In the entries, find all lines that hold the word "email" and copy them.

=====

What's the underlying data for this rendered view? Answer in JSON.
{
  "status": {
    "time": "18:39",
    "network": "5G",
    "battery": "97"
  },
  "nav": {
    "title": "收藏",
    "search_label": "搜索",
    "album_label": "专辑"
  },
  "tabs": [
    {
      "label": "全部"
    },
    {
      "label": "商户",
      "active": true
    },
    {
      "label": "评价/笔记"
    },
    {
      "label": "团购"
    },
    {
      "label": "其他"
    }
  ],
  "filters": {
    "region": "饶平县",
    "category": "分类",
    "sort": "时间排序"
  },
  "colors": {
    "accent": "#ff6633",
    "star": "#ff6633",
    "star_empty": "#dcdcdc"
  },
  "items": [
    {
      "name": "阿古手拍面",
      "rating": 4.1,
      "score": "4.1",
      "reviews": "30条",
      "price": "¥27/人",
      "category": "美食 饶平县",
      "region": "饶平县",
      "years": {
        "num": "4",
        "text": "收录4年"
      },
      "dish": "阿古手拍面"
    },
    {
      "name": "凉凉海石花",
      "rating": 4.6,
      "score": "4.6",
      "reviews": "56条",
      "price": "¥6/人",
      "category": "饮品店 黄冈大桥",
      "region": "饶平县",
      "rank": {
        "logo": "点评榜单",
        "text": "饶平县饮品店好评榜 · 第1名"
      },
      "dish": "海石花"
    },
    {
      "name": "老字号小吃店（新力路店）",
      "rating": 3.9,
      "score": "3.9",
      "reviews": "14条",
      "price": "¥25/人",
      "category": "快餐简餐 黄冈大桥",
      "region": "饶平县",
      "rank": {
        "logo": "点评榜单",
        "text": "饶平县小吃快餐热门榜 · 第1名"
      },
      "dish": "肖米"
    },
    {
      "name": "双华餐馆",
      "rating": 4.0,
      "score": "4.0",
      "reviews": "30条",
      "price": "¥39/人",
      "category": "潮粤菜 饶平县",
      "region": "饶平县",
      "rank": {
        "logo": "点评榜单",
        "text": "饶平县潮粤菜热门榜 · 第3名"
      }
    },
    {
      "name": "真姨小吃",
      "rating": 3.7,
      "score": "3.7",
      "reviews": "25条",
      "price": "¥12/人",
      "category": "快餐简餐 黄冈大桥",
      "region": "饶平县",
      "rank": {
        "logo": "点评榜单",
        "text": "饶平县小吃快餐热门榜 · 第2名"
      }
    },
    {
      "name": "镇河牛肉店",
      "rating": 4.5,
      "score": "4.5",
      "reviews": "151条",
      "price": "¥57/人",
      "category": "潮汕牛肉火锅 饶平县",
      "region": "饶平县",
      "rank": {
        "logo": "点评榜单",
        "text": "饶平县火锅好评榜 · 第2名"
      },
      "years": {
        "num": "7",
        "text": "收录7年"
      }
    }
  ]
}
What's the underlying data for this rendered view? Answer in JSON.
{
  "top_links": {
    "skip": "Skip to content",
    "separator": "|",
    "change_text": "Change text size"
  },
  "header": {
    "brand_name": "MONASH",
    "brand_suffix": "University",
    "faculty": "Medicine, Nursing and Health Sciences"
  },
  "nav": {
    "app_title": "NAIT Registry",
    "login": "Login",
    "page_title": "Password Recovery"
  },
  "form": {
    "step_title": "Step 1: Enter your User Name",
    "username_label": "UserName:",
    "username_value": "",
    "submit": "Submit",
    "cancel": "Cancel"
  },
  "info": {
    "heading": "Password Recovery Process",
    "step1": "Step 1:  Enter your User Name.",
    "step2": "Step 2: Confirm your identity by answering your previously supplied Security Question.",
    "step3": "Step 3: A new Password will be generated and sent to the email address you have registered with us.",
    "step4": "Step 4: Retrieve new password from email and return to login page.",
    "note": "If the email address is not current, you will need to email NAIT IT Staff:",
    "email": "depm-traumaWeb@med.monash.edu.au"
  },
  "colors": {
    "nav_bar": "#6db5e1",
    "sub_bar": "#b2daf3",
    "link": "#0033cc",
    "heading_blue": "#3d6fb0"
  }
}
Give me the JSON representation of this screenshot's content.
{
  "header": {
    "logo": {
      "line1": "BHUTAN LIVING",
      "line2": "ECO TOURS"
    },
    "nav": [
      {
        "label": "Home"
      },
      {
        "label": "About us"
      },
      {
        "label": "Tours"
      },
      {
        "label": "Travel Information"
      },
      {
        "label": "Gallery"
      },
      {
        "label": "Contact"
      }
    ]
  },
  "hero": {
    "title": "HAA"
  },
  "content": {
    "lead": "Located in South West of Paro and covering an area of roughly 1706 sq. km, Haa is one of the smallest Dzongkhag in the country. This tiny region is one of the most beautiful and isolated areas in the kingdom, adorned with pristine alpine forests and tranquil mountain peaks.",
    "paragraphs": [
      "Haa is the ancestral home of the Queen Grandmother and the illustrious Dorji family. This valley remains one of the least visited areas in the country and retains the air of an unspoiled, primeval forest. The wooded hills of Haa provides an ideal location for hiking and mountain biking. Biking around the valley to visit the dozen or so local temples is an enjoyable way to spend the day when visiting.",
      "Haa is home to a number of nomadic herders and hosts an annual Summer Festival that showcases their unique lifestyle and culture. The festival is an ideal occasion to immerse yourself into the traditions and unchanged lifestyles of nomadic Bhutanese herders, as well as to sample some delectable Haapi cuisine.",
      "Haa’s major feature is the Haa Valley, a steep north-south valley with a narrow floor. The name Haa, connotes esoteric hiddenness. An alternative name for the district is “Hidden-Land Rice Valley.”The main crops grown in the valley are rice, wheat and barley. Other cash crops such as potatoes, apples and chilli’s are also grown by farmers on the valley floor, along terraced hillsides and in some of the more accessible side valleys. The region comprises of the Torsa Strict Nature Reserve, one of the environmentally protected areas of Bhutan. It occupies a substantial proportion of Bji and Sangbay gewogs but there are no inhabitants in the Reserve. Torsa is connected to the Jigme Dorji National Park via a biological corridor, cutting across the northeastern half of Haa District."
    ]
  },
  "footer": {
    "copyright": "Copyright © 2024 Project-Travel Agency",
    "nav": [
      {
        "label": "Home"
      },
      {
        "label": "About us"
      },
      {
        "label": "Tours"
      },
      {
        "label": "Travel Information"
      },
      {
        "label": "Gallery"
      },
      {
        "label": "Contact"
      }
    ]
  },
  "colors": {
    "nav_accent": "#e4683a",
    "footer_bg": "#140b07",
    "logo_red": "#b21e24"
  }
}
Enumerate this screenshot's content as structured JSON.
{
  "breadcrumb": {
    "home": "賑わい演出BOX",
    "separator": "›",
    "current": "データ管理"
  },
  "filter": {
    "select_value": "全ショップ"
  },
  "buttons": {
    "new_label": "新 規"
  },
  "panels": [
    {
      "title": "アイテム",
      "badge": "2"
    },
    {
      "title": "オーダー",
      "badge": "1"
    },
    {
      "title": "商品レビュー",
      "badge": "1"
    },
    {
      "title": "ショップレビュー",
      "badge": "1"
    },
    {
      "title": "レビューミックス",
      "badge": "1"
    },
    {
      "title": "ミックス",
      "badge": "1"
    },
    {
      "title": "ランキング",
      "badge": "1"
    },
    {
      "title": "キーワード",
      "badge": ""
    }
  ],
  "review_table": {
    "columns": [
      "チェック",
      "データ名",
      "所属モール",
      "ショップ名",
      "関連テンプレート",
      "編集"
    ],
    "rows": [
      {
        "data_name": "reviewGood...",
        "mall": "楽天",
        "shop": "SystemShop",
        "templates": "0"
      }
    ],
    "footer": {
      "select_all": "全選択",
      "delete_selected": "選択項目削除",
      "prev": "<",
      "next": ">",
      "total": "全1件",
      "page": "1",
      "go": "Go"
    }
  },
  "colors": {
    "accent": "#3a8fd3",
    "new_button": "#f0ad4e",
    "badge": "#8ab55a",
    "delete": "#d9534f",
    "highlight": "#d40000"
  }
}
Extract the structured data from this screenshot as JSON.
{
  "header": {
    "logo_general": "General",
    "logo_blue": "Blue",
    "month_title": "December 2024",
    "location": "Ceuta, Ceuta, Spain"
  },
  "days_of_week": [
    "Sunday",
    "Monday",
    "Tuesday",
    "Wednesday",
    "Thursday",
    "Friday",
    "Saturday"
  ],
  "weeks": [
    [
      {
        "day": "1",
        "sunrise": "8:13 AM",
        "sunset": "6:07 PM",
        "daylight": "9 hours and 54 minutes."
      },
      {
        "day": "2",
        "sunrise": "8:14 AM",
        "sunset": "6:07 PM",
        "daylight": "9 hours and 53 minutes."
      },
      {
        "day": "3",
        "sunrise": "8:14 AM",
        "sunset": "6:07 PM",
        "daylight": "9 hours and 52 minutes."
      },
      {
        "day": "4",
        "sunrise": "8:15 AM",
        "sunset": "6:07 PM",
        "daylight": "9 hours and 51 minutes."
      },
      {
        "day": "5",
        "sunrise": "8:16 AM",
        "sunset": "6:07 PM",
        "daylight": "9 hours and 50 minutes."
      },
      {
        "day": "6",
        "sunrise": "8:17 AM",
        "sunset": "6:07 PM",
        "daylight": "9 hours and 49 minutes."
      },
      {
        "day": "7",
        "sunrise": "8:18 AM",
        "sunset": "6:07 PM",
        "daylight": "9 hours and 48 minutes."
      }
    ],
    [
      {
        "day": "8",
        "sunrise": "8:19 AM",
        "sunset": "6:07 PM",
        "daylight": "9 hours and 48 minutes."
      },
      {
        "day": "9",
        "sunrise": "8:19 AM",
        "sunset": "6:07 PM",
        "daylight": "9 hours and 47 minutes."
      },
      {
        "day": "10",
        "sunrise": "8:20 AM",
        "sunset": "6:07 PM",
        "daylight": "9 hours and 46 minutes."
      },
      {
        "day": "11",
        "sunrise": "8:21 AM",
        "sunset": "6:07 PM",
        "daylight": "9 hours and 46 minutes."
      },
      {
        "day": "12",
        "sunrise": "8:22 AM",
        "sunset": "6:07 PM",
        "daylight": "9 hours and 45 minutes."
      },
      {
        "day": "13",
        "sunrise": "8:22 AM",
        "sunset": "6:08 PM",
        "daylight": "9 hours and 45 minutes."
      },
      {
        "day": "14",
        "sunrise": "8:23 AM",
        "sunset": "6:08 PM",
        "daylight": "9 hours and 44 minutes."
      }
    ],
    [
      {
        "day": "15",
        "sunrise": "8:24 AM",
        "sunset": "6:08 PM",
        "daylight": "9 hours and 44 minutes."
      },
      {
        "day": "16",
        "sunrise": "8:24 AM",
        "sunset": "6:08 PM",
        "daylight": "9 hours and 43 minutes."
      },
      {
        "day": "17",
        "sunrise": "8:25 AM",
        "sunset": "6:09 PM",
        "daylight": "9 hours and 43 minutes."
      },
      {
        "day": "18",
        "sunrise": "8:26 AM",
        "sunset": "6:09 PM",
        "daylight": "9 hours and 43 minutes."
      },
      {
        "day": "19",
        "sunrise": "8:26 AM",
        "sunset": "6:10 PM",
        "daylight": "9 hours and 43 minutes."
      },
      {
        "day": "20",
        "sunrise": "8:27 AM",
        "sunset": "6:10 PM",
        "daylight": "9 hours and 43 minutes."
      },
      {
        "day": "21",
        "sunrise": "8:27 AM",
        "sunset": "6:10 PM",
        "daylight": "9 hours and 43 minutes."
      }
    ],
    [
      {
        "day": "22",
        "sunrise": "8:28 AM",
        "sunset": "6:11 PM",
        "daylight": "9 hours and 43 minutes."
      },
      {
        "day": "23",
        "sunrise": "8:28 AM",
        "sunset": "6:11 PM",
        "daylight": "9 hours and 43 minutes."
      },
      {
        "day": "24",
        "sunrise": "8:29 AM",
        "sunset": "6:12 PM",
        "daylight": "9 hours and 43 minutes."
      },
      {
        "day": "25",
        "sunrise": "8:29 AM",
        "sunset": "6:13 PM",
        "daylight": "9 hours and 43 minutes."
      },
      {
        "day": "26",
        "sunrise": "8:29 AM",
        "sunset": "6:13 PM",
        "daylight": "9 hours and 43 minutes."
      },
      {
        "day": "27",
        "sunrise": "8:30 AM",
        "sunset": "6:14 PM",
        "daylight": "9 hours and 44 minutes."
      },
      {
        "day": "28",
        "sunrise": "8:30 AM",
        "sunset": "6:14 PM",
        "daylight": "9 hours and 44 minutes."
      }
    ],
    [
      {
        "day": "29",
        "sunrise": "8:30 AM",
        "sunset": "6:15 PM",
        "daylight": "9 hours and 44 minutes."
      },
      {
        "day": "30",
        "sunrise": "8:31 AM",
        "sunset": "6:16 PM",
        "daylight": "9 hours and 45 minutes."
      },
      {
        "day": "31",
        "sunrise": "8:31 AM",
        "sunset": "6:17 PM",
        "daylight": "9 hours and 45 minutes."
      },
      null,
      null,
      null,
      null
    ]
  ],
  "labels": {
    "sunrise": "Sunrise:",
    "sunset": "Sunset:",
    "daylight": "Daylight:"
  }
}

=====

Written response:
    "step3": "Step 3: A new Password will be generated and sent to the email address you have registered with us.",
    "step4": "Step 4: Retrieve new password from email and return to login page.",
    "note": "If the email address is not current, you will need to email NAIT IT Staff:",
    "email": "depm-traumaWeb@med.monash.edu.au"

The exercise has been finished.